§ Data excerpts
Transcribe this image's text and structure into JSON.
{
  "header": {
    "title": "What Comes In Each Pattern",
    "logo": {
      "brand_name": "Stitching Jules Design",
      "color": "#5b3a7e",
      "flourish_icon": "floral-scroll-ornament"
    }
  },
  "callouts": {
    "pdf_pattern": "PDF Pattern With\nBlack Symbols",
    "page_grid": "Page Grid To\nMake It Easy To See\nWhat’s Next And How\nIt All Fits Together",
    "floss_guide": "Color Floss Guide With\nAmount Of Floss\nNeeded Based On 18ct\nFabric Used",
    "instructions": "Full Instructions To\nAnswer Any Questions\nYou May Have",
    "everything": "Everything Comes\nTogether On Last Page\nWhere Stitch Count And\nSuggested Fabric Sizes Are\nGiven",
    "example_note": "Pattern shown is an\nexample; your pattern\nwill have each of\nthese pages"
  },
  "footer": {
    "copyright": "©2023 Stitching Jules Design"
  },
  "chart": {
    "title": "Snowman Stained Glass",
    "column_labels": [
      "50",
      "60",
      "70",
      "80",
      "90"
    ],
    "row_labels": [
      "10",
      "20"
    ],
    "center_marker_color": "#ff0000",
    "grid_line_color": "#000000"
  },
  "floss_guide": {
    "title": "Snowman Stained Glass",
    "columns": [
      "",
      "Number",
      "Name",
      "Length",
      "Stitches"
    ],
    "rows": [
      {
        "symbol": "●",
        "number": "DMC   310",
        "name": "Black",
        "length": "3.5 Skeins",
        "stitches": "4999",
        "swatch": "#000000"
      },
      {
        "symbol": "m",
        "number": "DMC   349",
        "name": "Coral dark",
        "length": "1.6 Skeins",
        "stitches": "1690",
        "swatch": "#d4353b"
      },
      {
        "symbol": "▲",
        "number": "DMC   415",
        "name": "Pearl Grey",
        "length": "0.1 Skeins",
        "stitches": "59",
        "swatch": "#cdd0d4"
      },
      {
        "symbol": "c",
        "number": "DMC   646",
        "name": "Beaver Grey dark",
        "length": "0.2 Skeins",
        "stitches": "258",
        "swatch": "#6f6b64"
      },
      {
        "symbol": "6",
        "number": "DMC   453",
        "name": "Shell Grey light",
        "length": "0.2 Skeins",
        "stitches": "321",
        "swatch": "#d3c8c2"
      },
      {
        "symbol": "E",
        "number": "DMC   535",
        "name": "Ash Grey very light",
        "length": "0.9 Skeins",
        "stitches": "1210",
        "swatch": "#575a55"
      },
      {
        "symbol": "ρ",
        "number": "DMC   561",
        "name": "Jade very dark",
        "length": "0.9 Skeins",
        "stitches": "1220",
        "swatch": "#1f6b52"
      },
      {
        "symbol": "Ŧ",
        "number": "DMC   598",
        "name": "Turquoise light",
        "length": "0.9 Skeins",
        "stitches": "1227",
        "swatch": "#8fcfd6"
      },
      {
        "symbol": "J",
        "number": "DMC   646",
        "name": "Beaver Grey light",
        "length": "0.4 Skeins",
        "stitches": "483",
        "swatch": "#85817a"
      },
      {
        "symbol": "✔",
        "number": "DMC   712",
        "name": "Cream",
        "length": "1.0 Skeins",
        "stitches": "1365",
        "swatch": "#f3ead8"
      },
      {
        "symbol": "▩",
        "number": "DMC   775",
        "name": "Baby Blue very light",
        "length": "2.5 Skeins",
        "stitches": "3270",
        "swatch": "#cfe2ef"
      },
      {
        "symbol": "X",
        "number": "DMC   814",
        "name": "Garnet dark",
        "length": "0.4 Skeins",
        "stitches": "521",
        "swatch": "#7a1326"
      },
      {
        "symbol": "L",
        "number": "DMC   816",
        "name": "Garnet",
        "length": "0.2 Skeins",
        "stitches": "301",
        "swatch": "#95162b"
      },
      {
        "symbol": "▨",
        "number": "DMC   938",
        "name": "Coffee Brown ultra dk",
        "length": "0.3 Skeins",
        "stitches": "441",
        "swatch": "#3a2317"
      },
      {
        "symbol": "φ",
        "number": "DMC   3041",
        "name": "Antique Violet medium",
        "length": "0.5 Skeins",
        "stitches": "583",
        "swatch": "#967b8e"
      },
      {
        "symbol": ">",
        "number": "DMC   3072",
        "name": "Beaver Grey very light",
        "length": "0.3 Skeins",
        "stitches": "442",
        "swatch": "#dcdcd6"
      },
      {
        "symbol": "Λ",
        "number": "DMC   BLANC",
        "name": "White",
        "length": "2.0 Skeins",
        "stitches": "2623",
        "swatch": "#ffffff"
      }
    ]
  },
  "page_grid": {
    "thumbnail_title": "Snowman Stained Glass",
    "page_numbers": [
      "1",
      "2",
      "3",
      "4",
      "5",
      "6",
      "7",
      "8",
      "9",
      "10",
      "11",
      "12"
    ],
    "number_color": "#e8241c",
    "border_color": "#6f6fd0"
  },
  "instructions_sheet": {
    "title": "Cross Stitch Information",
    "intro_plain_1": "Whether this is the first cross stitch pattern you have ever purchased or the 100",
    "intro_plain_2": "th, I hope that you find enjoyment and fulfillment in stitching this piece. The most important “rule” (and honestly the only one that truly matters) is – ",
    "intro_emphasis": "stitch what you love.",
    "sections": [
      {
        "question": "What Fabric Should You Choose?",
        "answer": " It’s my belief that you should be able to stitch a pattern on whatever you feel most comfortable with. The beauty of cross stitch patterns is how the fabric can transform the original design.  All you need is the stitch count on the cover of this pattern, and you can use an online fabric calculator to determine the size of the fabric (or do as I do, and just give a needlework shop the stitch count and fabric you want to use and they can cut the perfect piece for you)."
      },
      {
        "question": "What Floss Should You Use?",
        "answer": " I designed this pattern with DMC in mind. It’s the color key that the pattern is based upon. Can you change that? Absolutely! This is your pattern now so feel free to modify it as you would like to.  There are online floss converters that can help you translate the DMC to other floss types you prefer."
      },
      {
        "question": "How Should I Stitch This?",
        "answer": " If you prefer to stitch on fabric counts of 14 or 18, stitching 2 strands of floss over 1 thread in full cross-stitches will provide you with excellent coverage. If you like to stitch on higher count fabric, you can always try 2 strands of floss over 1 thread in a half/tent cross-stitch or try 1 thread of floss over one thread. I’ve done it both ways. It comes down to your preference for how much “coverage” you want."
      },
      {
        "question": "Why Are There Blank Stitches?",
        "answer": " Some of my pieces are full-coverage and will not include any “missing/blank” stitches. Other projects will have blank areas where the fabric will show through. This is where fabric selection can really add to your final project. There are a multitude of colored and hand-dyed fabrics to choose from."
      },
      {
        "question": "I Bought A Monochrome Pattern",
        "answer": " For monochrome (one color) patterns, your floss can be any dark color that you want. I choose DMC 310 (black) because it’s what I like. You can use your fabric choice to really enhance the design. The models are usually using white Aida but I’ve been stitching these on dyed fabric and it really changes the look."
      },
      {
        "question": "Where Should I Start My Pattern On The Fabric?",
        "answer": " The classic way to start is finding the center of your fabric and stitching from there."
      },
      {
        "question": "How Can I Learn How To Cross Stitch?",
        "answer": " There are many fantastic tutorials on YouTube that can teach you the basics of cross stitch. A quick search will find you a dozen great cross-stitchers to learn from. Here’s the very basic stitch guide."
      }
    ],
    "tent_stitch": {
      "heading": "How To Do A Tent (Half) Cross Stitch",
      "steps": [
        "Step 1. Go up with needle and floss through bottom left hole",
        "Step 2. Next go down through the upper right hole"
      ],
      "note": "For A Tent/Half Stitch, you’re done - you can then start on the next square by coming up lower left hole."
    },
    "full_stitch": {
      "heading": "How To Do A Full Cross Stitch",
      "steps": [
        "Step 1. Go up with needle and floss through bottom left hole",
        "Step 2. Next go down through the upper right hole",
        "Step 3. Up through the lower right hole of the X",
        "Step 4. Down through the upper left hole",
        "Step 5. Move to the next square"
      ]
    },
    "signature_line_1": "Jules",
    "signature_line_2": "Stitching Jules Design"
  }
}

§ Exercise goal
From the records above, pull out every line containing the word "left".

§ In response
        "Step 1. Go up with needle and floss through bottom left hole",
      "note": "For A Tent/Half Stitch, you’re done - you can then start on the next square by coming up lower left hole."
        "Step 1. Go up with needle and floss through bottom left hole",
        "Step 4. Down through the upper left hole",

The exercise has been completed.